Data records

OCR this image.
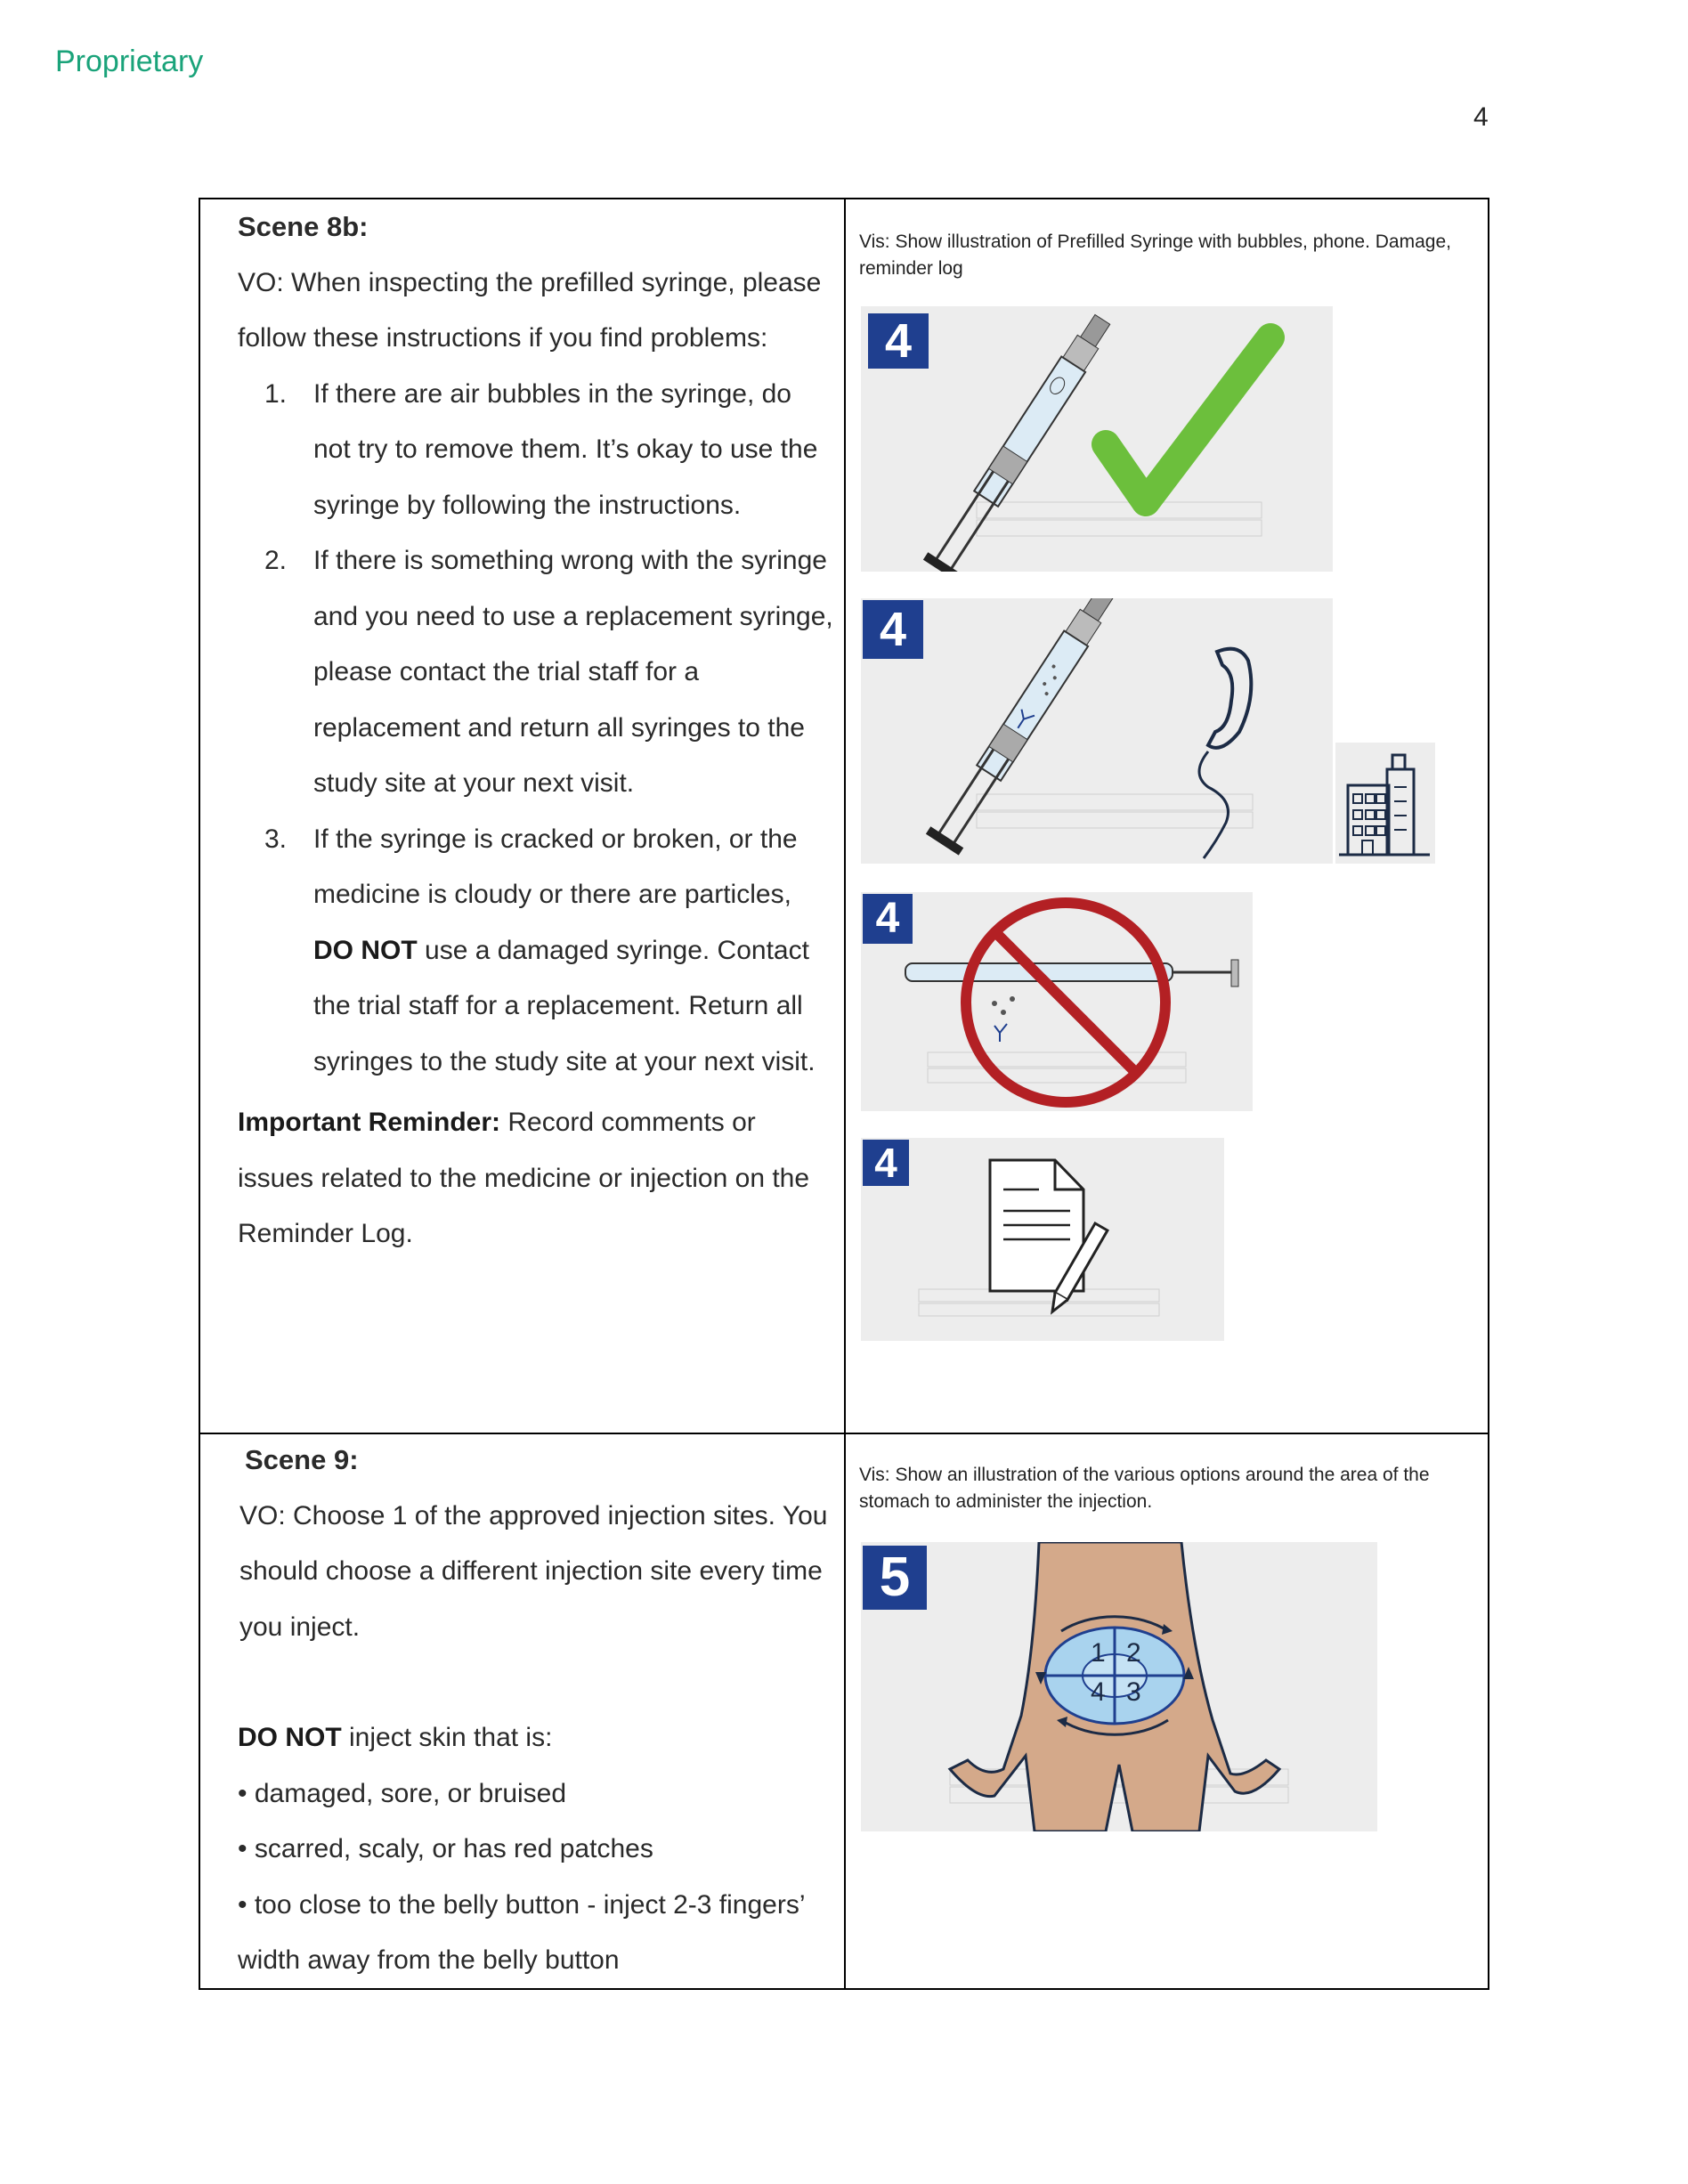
Proprietary
4
Scene 8b:
VO: When inspecting the prefilled syringe, please follow these instructions if you find problems:
1. If there are air bubbles in the syringe, do not try to remove them. It’s okay to use the syringe by following the instructions.
2. If there is something wrong with the syringe and you need to use a replacement syringe, please contact the trial staff for a replacement and return all syringes to the study site at your next visit.
3. If the syringe is cracked or broken, or the medicine is cloudy or there are particles, DO NOT use a damaged syringe. Contact the trial staff for a replacement. Return all syringes to the study site at your next visit.
Important Reminder: Record comments or issues related to the medicine or injection on the Reminder Log.
Vis: Show illustration of Prefilled Syringe with bubbles, phone. Damage, reminder log
4
4
4
4
Scene 9:
VO: Choose 1 of the approved injection sites. You should choose a different injection site every time you inject.
DO NOT inject skin that is:
• damaged, sore, or bruised
• scarred, scaly, or has red patches
• too close to the belly button - inject 2-3 fingers’ width away from the belly button
Vis: Show an illustration of the various options around the area of the stomach to administer the injection.
5
1 2
3
4
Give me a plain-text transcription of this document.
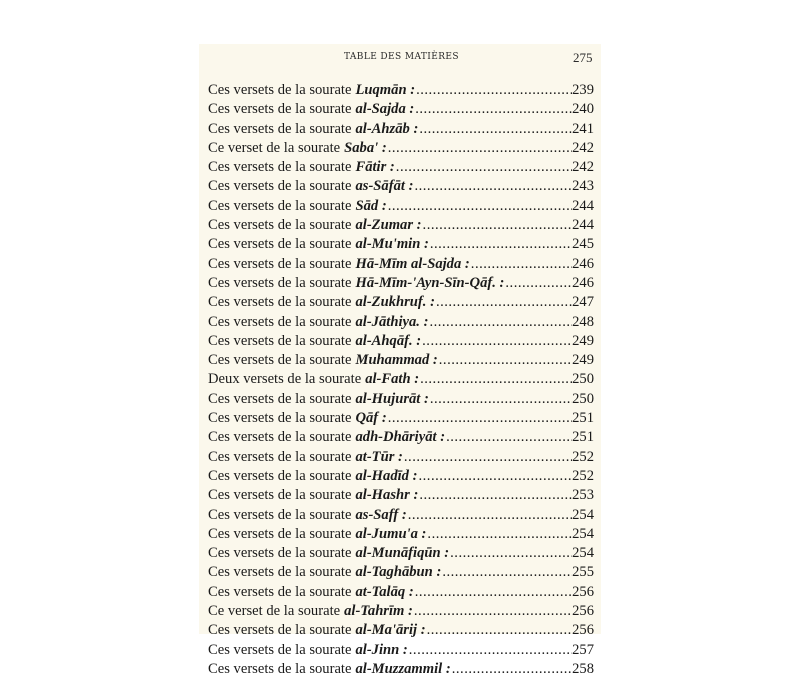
TABLE DES MATIÈRES	275
Ces versets de la sourate Luqmān : .....	239
Ces versets de la sourate al-Sajda : .....	240
Ces versets de la sourate al-Ahzāb : .....	241
Ce verset de la sourate Saba' : .....	242
Ces versets de la sourate Fātir : .....	242
Ces versets de la sourate as-Sāfāt : .....	243
Ces versets de la sourate Sād : .....	244
Ces versets de la sourate al-Zumar : .....	244
Ces versets de la sourate al-Mu'min : .....	245
Ces versets de la sourate Hā-Mīm al-Sajda : .....	246
Ces versets de la sourate Hā-Mīm-'Ayn-Sīn-Qāf. : .....	246
Ces versets de la sourate al-Zukhruf. : .....	247
Ces versets de la sourate al-Jāthiya. : .....	248
Ces versets de la sourate al-Ahqāf. : .....	249
Ces versets de la sourate Muhammad : .....	249
Deux versets de la sourate al-Fath : .....	250
Ces versets de la sourate al-Hujurāt : .....	250
Ces versets de la sourate Qāf : .....	251
Ces versets de la sourate adh-Dhāriyāt : .....	251
Ces versets de la sourate at-Tūr : .....	252
Ces versets de la sourate al-Hadīd : .....	252
Ces versets de la sourate al-Hashr : .....	253
Ces versets de la sourate as-Saff : .....	254
Ces versets de la sourate al-Jumu'a : .....	254
Ces versets de la sourate al-Munāfiqūn : .....	254
Ces versets de la sourate al-Taghābun : .....	255
Ces versets de la sourate at-Talāq : .....	256
Ce verset de la sourate al-Tahrīm : .....	256
Ces versets de la sourate al-Ma'ārij : .....	256
Ces versets de la sourate al-Jinn : .....	257
Ces versets de la sourate al-Muzzammil : .....	258
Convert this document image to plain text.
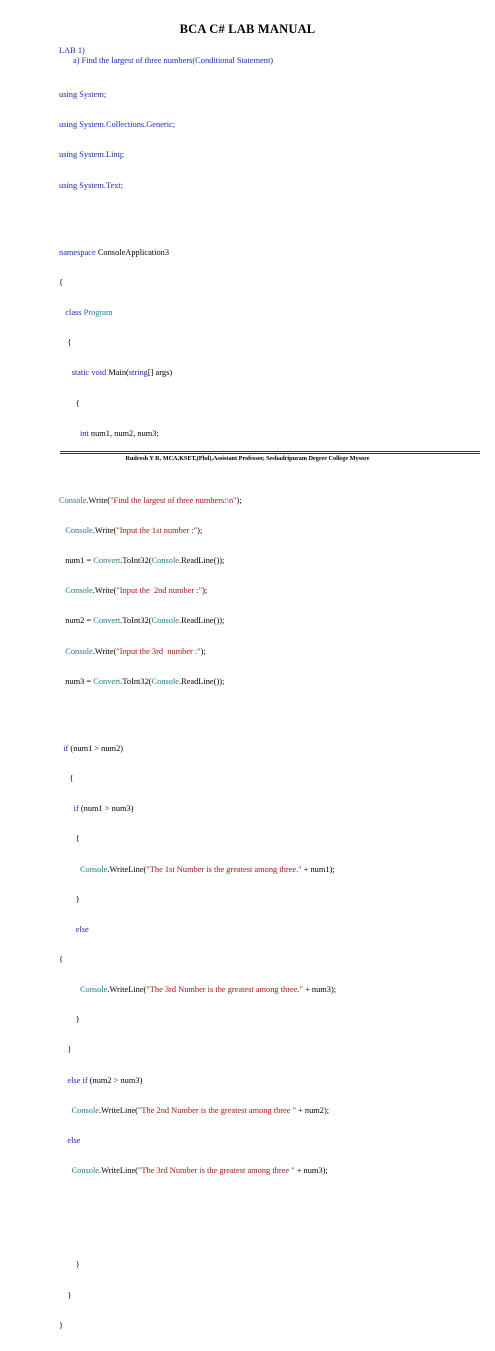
BCA C# LAB MANUAL
LAB 1)
a) Find the largest of three numbers(Conditional Statement)

using System;

using System.Collections.Generic;

using System.Linq;

using System.Text;

namespace ConsoleApplication3

{

class Program

{

static void Main(string[] args)

{

int num1, num2, num3;

Console.Write("Find the largest of three numbers:\n");

Console.Write("Input the 1st number :");

num1 = Convert.ToInt32(Console.ReadLine());

Console.Write("Input the  2nd number :");

num2 = Convert.ToInt32(Console.ReadLine());

Console.Write("Input the 3rd  number :");

num3 = Convert.ToInt32(Console.ReadLine());

if (num1 > num2)

{

if (num1 > num3)

{

Console.WriteLine("The 1st Number is the greatest among three." + num1);

}

else

{

Console.WriteLine("The 3rd Number is the greatest among three." + num3);

}

}

else if (num2 > num3)

Console.WriteLine("The 2nd Number is the greatest among three " + num2);

else

Console.WriteLine("The 3rd Number is the greatest among three " + num3);

}

}

}

Rudresh Y R, MCA,KSET,(Phd),Assistant Professor, Seshadripuram Degree College Mysore
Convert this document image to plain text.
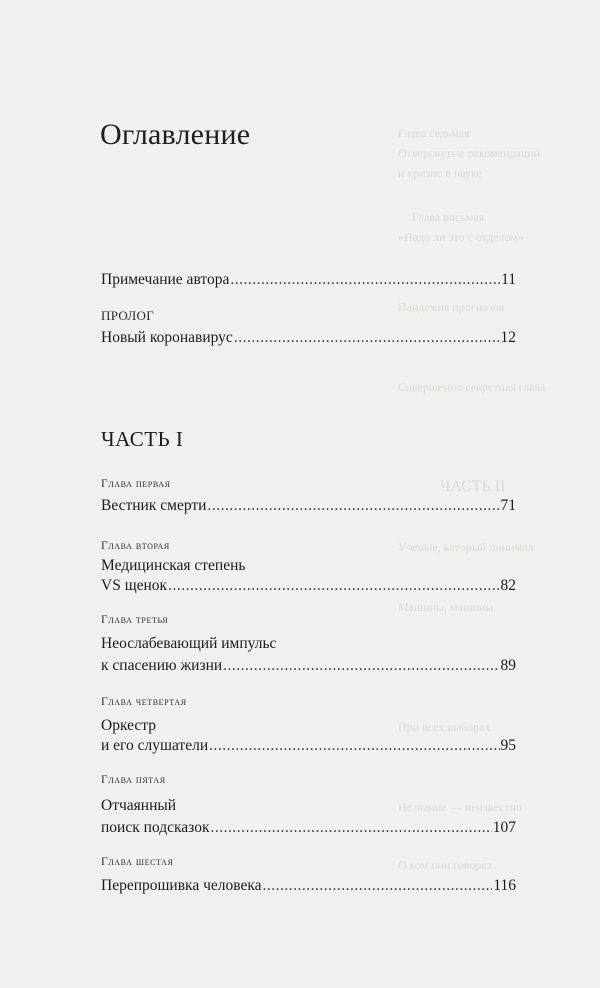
Глава седьмая
Отвергнутые рекомендации
и кризис в науке
Глава восьмая
«Надо ли это с отделом»
Пандемия прогнозов
Совершенно секретная глава
ЧАСТЬ II
Ученые, который понимал
Машины, машины
При всех выборах
Незнание — неизвестно
О ком они говорят
Оглавление
Примечание автора .....	11
ПРОЛОГ
Новый коронавирус .....	12
ЧАСТЬ I
Глава первая
Вестник смерти .....	71
Глава вторая
Медицинская степень
VS щенок .....	82
Глава третья
Неослабевающий импульс
к спасению жизни .....	89
Глава четвертая
Оркестр
и его слушатели .....	95
Глава пятая
Отчаянный
поиск подсказок .....	107
Глава шестая
Перепрошивка человека .....	116
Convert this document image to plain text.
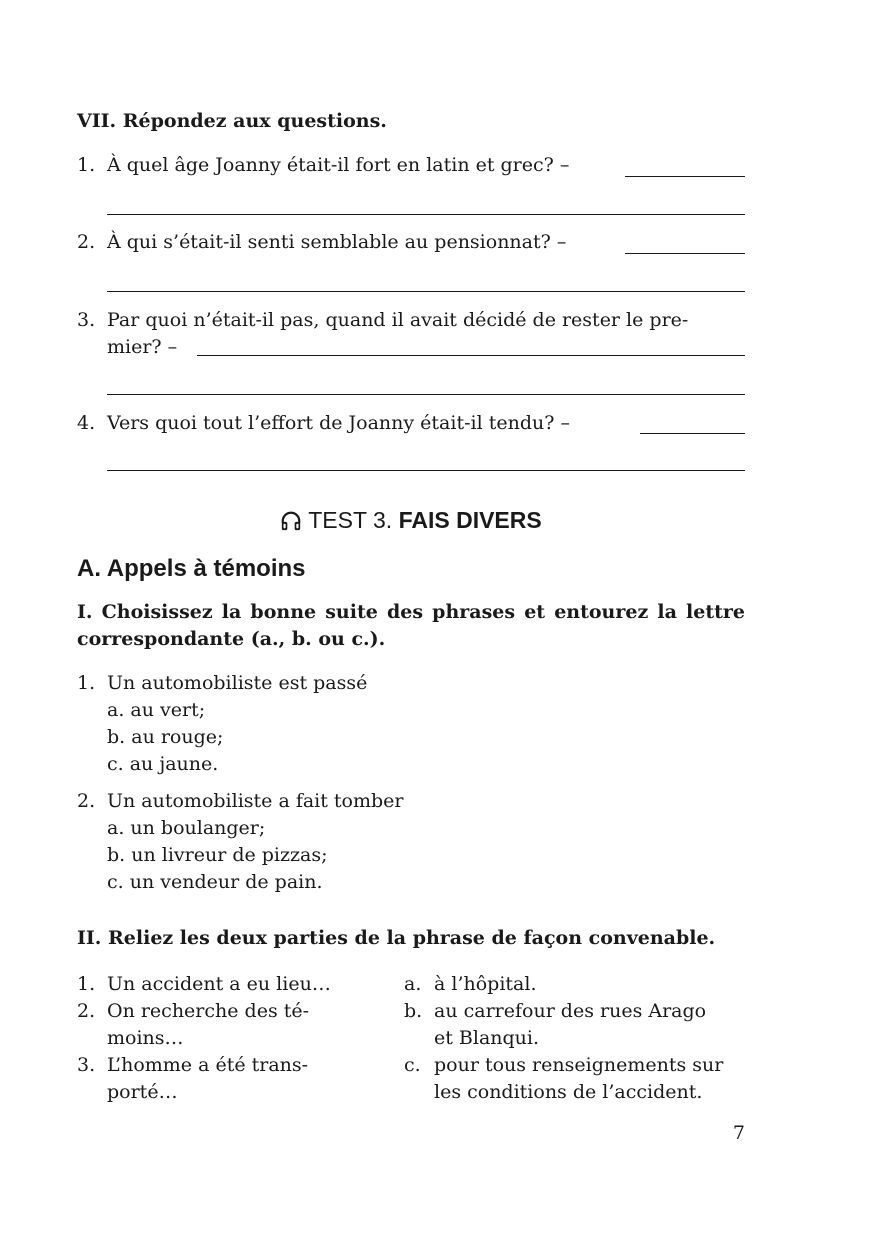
VII. Répondez aux questions.
1. À quel âge Joanny était-il fort en latin et grec? –
2. À qui s’était-il senti semblable au pensionnat? –
3. Par quoi n’était-il pas, quand il avait décidé de rester le pre-
mier? –
4. Vers quoi tout l’effort de Joanny était-il tendu? –
TEST 3. FAIS DIVERS
A. Appels à témoins
I. Choisissez la bonne suite des phrases et entourez la lettre correspondante (a., b. ou c.).
1. Un automobiliste est passé
a. au vert;
b. au rouge;
c. au jaune.
2. Un automobiliste a fait tomber
a. un boulanger;
b. un livreur de pizzas;
c. un vendeur de pain.
II. Reliez les deux parties de la phrase de façon convenable.
1. Un accident a eu lieu…
2. On recherche des té-
moins…
3. L’homme a été trans-
porté…
a. à l’hôpital.
b. au carrefour des rues Arago
et Blanqui.
c. pour tous renseignements sur
les conditions de l’accident.
7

Set exercise :: Output the entries above exactly. Drop the pictures.

Exercise response ::
OCR this image.
Proprietary
4
Scene 8b:
VO: When inspecting the prefilled syringe, please follow these instructions if you find problems:
1. If there are air bubbles in the syringe, do not try to remove them. It’s okay to use the syringe by following the instructions.
2. If there is something wrong with the syringe and you need to use a replacement syringe, please contact the trial staff for a replacement and return all syringes to the study site at your next visit.
3. If the syringe is cracked or broken, or the medicine is cloudy or there are particles, DO NOT use a damaged syringe. Contact the trial staff for a replacement. Return all syringes to the study site at your next visit.
Important Reminder: Record comments or issues related to the medicine or injection on the Reminder Log.
Vis: Show illustration of Prefilled Syringe with bubbles, phone. Damage, reminder log
4
4
4
4
Scene 9:
VO: Choose 1 of the approved injection sites. You should choose a different injection site every time you inject.
DO NOT inject skin that is:
• damaged, sore, or bruised
• scarred, scaly, or has red patches
• too close to the belly button - inject 2-3 fingers’ width away from the belly button
Vis: Show an illustration of the various options around the area of the stomach to administer the injection.
5
1 2
3
4
Give me a plain-text transcription of this document.
TABLE DES MATIÈRES	275
Ces versets de la sourate Luqmān : .....	239
Ces versets de la sourate al-Sajda : .....	240
Ces versets de la sourate al-Ahzāb : .....	241
Ce verset de la sourate Saba' : .....	242
Ces versets de la sourate Fātir : .....	242
Ces versets de la sourate as-Sāfāt : .....	243
Ces versets de la sourate Sād : .....	244
Ces versets de la sourate al-Zumar : .....	244
Ces versets de la sourate al-Mu'min : .....	245
Ces versets de la sourate Hā-Mīm al-Sajda : .....	246
Ces versets de la sourate Hā-Mīm-'Ayn-Sīn-Qāf. : .....	246
Ces versets de la sourate al-Zukhruf. : .....	247
Ces versets de la sourate al-Jāthiya. : .....	248
Ces versets de la sourate al-Ahqāf. : .....	249
Ces versets de la sourate Muhammad : .....	249
Deux versets de la sourate al-Fath : .....	250
Ces versets de la sourate al-Hujurāt : .....	250
Ces versets de la sourate Qāf : .....	251
Ces versets de la sourate adh-Dhāriyāt : .....	251
Ces versets de la sourate at-Tūr : .....	252
Ces versets de la sourate al-Hadīd : .....	252
Ces versets de la sourate al-Hashr : .....	253
Ces versets de la sourate as-Saff : .....	254
Ces versets de la sourate al-Jumu'a : .....	254
Ces versets de la sourate al-Munāfiqūn : .....	254
Ces versets de la sourate al-Taghābun : .....	255
Ces versets de la sourate at-Talāq : .....	256
Ce verset de la sourate al-Tahrīm : .....	256
Ces versets de la sourate al-Ma'ārij : .....	256
Ces versets de la sourate al-Jinn : .....	257
Ces versets de la sourate al-Muzzammil : .....	258
Convert this document image to plain text.
BCA C# LAB MANUAL
LAB 1)
a) Find the largest of three numbers(Conditional Statement)

using System;

using System.Collections.Generic;

using System.Linq;

using System.Text;

namespace ConsoleApplication3

{

class Program

{

static void Main(string[] args)

{

int num1, num2, num3;

Console.Write("Find the largest of three numbers:\n");

Console.Write("Input the 1st number :");

num1 = Convert.ToInt32(Console.ReadLine());

Console.Write("Input the  2nd number :");

num2 = Convert.ToInt32(Console.ReadLine());

Console.Write("Input the 3rd  number :");

num3 = Convert.ToInt32(Console.ReadLine());

if (num1 > num2)

{

if (num1 > num3)

{

Console.WriteLine("The 1st Number is the greatest among three." + num1);

}

else

{

Console.WriteLine("The 3rd Number is the greatest among three." + num3);

}

}

else if (num2 > num3)

Console.WriteLine("The 2nd Number is the greatest among three " + num2);

else

Console.WriteLine("The 3rd Number is the greatest among three " + num3);

}

}

}

Rudresh Y R, MCA,KSET,(Phd),Assistant Professor, Seshadripuram Degree College Mysore
Convert this document image to plain text.
Глава седьмая
Отвергнутые рекомендации
и кризис в науке
Глава восьмая
«Надо ли это с отделом»
Пандемия прогнозов
Совершенно секретная глава
ЧАСТЬ II
Ученые, который понимал
Машины, машины
При всех выборах
Незнание — неизвестно
О ком они говорят
Оглавление
Примечание автора .....	11
ПРОЛОГ
Новый коронавирус .....	12
ЧАСТЬ I
Глава первая
Вестник смерти .....	71
Глава вторая
Медицинская степень
VS щенок .....	82
Глава третья
Неослабевающий импульс
к спасению жизни .....	89
Глава четвертая
Оркестр
и его слушатели .....	95
Глава пятая
Отчаянный
поиск подсказок .....	107
Глава шестая
Перепрошивка человека .....	116
Convert this document image to plain text.
VII. Répondez aux questions.
1. À quel âge Joanny était-il fort en latin et grec? –
2. À qui s’était-il senti semblable au pensionnat? –
3. Par quoi n’était-il pas, quand il avait décidé de rester le pre-
mier? –
4. Vers quoi tout l’effort de Joanny était-il tendu? –
TEST 3. FAIS DIVERS
A. Appels à témoins
I. Choisissez la bonne suite des phrases et entourez la lettre correspondante (a., b. ou c.).
1. Un automobiliste est passé
a. au vert;
b. au rouge;
c. au jaune.
2. Un automobiliste a fait tomber
a. un boulanger;
b. un livreur de pizzas;
c. un vendeur de pain.
II. Reliez les deux parties de la phrase de façon convenable.
1. Un accident a eu lieu…
2. On recherche des té-
moins…
3. L’homme a été trans-
porté…
a. à l’hôpital.
b. au carrefour des rues Arago
et Blanqui.
c. pour tous renseignements sur
les conditions de l’accident.
7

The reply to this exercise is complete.